▶ Given instruction: Present every line of the listing below as a numbered list, omitting any blank lines.

-=-=-=-=-

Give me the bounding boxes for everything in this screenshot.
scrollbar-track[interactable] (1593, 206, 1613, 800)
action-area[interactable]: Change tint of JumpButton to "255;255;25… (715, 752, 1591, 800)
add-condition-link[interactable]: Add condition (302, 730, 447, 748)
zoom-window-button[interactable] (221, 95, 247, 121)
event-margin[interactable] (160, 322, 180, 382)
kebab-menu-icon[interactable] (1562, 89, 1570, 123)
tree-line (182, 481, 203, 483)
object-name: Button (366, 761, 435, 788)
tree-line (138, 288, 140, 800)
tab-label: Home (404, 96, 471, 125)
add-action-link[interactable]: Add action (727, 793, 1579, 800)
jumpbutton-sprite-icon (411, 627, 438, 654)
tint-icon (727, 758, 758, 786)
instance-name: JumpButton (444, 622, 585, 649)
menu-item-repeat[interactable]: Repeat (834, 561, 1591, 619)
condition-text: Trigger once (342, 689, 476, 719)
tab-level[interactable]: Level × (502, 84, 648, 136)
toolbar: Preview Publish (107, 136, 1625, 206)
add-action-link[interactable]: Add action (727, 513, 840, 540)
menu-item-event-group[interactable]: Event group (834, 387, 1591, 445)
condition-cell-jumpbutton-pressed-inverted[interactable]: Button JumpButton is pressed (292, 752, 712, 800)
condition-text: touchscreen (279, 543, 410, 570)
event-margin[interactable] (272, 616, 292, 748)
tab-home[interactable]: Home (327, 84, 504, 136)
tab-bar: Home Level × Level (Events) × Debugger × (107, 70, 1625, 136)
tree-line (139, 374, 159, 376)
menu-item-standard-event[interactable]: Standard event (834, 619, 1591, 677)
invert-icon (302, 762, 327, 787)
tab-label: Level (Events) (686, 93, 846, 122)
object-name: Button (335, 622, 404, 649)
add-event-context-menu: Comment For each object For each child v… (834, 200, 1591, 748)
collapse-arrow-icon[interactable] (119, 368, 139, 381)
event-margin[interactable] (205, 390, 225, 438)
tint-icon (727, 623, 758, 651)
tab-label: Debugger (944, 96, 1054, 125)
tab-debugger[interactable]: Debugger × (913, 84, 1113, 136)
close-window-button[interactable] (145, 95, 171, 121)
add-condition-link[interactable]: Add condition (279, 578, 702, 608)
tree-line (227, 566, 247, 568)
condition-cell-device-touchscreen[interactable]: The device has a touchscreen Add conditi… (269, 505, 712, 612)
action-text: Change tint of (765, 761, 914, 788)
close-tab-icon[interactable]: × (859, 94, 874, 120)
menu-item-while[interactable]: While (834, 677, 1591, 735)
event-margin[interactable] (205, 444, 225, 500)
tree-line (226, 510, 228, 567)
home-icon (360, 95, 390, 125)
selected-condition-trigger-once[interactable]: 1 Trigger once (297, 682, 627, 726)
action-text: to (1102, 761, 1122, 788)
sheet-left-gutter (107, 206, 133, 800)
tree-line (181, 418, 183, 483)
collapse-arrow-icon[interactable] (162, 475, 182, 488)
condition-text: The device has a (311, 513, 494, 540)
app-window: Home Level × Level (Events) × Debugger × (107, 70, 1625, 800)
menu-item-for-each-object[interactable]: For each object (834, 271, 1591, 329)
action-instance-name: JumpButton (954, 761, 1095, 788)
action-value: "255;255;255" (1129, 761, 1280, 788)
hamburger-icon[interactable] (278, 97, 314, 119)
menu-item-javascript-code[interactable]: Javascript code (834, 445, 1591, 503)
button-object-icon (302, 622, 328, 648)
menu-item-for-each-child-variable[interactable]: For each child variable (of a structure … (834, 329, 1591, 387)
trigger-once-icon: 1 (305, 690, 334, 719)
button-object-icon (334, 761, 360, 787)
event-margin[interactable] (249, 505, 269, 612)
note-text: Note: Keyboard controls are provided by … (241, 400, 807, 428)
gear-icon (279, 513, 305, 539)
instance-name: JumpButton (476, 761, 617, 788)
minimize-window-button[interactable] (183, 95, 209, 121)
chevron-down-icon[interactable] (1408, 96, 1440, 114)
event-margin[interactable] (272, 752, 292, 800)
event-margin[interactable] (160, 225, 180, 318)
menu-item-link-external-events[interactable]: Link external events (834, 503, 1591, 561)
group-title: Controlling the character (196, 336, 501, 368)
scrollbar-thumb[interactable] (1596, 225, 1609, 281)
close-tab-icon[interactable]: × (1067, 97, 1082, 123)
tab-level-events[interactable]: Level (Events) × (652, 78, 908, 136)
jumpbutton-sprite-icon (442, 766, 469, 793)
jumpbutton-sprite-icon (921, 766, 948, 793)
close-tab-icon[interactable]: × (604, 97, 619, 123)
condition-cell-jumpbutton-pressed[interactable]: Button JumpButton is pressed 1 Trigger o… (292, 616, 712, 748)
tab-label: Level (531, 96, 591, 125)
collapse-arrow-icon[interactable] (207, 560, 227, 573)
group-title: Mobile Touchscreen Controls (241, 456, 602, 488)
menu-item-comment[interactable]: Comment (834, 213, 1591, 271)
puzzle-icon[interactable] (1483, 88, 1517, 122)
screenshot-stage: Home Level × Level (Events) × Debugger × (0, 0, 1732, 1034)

-=-=-=-=-

▶ Answer in full:
1. Give me the bounding boxes for everything in this screenshot.
2. scrollbar-track[interactable] (1593, 206, 1613, 800)
3. action-area[interactable]: Change tint of JumpButton to "255;255;25… (715, 752, 1591, 800)
4. add-condition-link[interactable]: Add condition (302, 730, 447, 748)
5. zoom-window-button[interactable] (221, 95, 247, 121)
6. event-margin[interactable] (160, 322, 180, 382)
7. kebab-menu-icon[interactable] (1562, 89, 1570, 123)
8. tree-line (182, 481, 203, 483)
9. object-name: Button (366, 761, 435, 788)
10. tree-line (138, 288, 140, 800)
11. tab-label: Home (404, 96, 471, 125)
12. add-action-link[interactable]: Add action (727, 793, 1579, 800)
13. jumpbutton-sprite-icon (411, 627, 438, 654)
14. tint-icon (727, 758, 758, 786)
15. instance-name: JumpButton (444, 622, 585, 649)
16. menu-item-repeat[interactable]: Repeat (834, 561, 1591, 619)
17. condition-text: Trigger once (342, 689, 476, 719)
18. tab-level[interactable]: Level × (502, 84, 648, 136)
19. toolbar: Preview Publish (107, 136, 1625, 206)
20. add-action-link[interactable]: Add action (727, 513, 840, 540)
21. menu-item-event-group[interactable]: Event group (834, 387, 1591, 445)
22. condition-cell-jumpbutton-pressed-inverted[interactable]: Button JumpButton is pressed (292, 752, 712, 800)
23. condition-text: touchscreen (279, 543, 410, 570)
24. event-margin[interactable] (272, 616, 292, 748)
25. tab-home[interactable]: Home (327, 84, 504, 136)
26. tab-bar: Home Level × Level (Events) × Debugger × (107, 70, 1625, 136)
27. tree-line (139, 374, 159, 376)
28. menu-item-standard-event[interactable]: Standard event (834, 619, 1591, 677)
29. invert-icon (302, 762, 327, 787)
30. tab-label: Level (Events) (686, 93, 846, 122)
31. object-name: Button (335, 622, 404, 649)
32. add-event-context-menu: Comment For each object For each child v… (834, 200, 1591, 748)
33. collapse-arrow-icon[interactable] (119, 368, 139, 381)
34. event-margin[interactable] (205, 390, 225, 438)
35. tint-icon (727, 623, 758, 651)
36. tab-label: Debugger (944, 96, 1054, 125)
37. tab-debugger[interactable]: Debugger × (913, 84, 1113, 136)
38. close-window-button[interactable] (145, 95, 171, 121)
39. add-condition-link[interactable]: Add condition (279, 578, 702, 608)
40. tree-line (227, 566, 247, 568)
41. condition-cell-device-touchscreen[interactable]: The device has a touchscreen Add conditi… (269, 505, 712, 612)
42. action-text: Change tint of (765, 761, 914, 788)
43. close-tab-icon[interactable]: × (859, 94, 874, 120)
44. menu-item-while[interactable]: While (834, 677, 1591, 735)
45. event-margin[interactable] (205, 444, 225, 500)
46. tree-line (226, 510, 228, 567)
47. home-icon (360, 95, 390, 125)
48. selected-condition-trigger-once[interactable]: 1 Trigger once (297, 682, 627, 726)
49. action-text: to (1102, 761, 1122, 788)
50. sheet-left-gutter (107, 206, 133, 800)
51. tree-line (181, 418, 183, 483)
52. collapse-arrow-icon[interactable] (162, 475, 182, 488)
53. condition-text: The device has a (311, 513, 494, 540)
54. app-window: Home Level × Level (Events) × Debugger × (107, 70, 1625, 800)
55. menu-item-for-each-object[interactable]: For each object (834, 271, 1591, 329)
56. action-instance-name: JumpButton (954, 761, 1095, 788)
57. action-value: "255;255;255" (1129, 761, 1280, 788)
58. hamburger-icon[interactable] (278, 97, 314, 119)
59. menu-item-javascript-code[interactable]: Javascript code (834, 445, 1591, 503)
60. button-object-icon (302, 622, 328, 648)
61. menu-item-for-each-child-variable[interactable]: For each child variable (of a structure … (834, 329, 1591, 387)
62. trigger-once-icon: 1 (305, 690, 334, 719)
63. button-object-icon (334, 761, 360, 787)
64. event-margin[interactable] (249, 505, 269, 612)
65. note-text: Note: Keyboard controls are provided by … (241, 400, 807, 428)
66. gear-icon (279, 513, 305, 539)
67. instance-name: JumpButton (476, 761, 617, 788)
68. minimize-window-button[interactable] (183, 95, 209, 121)
69. chevron-down-icon[interactable] (1408, 96, 1440, 114)
70. event-margin[interactable] (272, 752, 292, 800)
71. event-margin[interactable] (160, 225, 180, 318)
72. menu-item-link-external-events[interactable]: Link external events (834, 503, 1591, 561)
73. group-title: Controlling the character (196, 336, 501, 368)
74. scrollbar-thumb[interactable] (1596, 225, 1609, 281)
75. close-tab-icon[interactable]: × (1067, 97, 1082, 123)
76. tab-level-events[interactable]: Level (Events) × (652, 78, 908, 136)
77. jumpbutton-sprite-icon (442, 766, 469, 793)
78. jumpbutton-sprite-icon (921, 766, 948, 793)
79. close-tab-icon[interactable]: × (604, 97, 619, 123)
80. condition-cell-jumpbutton-pressed[interactable]: Button JumpButton is pressed 1 Trigger o… (292, 616, 712, 748)
81. tab-label: Level (531, 96, 591, 125)
82. collapse-arrow-icon[interactable] (207, 560, 227, 573)
83. group-title: Mobile Touchscreen Controls (241, 456, 602, 488)
84. menu-item-comment[interactable]: Comment (834, 213, 1591, 271)
85. puzzle-icon[interactable] (1483, 88, 1517, 122)
86. screenshot-stage: Home Level × Level (Events) × Debugger × (0, 0, 1732, 1034)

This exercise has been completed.